* _What needs to be done_
How many lines in this material include the string "ГОСТ"? Answer with the number and nothing further.

* _Supplied data_
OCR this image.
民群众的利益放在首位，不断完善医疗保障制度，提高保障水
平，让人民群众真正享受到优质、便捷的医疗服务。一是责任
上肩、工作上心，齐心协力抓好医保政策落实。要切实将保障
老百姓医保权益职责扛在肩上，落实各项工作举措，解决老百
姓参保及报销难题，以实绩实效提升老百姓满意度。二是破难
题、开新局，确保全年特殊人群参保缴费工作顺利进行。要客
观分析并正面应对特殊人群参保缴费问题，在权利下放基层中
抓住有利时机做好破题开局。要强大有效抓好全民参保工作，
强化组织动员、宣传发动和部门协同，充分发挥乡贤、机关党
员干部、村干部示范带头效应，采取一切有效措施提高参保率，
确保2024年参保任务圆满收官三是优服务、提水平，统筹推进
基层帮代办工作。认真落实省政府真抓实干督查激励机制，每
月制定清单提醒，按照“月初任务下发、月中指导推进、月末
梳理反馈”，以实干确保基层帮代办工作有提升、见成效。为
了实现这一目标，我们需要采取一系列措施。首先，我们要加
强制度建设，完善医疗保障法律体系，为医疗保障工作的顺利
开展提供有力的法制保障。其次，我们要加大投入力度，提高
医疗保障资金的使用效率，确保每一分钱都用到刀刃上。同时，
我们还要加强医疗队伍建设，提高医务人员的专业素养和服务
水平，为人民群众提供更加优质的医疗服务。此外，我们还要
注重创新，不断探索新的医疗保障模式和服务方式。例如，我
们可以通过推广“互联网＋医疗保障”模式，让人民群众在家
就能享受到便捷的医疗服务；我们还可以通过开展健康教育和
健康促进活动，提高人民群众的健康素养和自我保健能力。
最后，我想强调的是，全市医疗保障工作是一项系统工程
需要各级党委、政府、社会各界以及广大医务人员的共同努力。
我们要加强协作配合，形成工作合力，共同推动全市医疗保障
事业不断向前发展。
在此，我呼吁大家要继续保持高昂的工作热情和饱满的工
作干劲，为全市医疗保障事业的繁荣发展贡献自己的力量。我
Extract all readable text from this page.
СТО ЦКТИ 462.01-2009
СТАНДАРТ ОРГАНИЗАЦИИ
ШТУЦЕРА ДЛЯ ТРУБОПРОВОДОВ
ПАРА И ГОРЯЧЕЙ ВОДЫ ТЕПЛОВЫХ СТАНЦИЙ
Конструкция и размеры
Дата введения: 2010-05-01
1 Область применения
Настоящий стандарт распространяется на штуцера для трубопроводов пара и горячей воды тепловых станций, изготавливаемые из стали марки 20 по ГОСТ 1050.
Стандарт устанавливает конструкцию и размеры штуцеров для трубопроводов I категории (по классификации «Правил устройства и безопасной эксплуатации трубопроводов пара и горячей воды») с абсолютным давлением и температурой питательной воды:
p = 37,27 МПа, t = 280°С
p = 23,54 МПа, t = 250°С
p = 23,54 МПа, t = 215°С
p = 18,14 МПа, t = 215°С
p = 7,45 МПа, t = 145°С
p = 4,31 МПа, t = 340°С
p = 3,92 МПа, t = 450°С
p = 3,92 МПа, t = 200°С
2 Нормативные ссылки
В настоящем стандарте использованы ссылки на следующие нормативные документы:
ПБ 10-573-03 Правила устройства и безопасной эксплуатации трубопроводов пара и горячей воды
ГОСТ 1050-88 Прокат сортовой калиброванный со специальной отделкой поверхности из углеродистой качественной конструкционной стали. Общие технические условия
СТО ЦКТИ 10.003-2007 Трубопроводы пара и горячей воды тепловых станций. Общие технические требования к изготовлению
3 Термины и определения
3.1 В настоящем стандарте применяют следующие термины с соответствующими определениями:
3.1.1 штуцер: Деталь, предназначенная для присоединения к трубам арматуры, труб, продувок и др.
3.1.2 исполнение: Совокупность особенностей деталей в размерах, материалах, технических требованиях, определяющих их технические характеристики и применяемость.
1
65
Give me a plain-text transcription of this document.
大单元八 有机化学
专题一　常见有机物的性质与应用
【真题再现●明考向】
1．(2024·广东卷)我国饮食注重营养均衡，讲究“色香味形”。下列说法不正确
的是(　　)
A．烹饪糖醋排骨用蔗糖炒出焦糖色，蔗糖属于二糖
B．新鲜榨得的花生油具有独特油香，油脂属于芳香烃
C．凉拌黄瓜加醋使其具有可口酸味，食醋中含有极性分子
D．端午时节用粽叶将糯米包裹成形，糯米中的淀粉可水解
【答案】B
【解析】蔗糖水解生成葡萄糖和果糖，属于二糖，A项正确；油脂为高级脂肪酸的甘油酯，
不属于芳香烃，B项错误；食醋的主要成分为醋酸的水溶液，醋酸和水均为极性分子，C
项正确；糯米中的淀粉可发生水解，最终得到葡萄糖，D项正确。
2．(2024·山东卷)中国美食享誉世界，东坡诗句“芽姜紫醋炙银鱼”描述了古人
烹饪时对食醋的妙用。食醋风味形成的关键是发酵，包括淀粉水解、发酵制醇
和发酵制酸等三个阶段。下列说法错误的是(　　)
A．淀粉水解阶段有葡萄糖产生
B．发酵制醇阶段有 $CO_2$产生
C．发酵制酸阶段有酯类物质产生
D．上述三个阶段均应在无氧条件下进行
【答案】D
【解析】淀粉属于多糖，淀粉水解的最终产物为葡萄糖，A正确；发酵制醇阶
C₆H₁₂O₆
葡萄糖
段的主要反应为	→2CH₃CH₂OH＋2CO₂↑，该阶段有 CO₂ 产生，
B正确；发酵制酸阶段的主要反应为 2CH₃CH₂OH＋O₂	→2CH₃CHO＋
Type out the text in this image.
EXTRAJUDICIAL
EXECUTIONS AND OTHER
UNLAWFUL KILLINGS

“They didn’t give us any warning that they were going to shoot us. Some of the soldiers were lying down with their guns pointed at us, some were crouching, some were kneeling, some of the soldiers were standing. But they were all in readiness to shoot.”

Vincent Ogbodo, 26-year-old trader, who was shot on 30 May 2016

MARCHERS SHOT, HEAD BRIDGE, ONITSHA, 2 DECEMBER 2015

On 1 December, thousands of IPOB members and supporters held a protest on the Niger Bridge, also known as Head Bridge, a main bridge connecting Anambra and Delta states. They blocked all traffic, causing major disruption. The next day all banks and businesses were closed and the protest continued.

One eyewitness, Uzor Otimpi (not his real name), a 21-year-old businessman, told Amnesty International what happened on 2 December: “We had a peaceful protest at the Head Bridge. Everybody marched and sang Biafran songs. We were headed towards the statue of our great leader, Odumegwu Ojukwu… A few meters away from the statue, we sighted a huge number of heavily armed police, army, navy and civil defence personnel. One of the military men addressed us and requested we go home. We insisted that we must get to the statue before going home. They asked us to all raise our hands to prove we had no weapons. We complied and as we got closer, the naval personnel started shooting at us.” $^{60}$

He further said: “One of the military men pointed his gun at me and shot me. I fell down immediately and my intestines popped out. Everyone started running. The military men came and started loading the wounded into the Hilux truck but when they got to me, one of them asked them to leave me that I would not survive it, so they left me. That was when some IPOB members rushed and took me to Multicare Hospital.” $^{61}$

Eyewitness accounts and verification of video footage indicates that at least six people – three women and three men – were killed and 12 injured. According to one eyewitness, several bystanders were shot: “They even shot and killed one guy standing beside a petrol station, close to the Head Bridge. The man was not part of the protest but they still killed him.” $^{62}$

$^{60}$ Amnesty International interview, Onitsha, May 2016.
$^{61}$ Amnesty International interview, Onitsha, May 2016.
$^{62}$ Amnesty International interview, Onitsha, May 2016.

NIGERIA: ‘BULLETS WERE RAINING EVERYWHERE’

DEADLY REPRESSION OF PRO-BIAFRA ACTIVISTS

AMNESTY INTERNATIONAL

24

* _Solution for this task_
2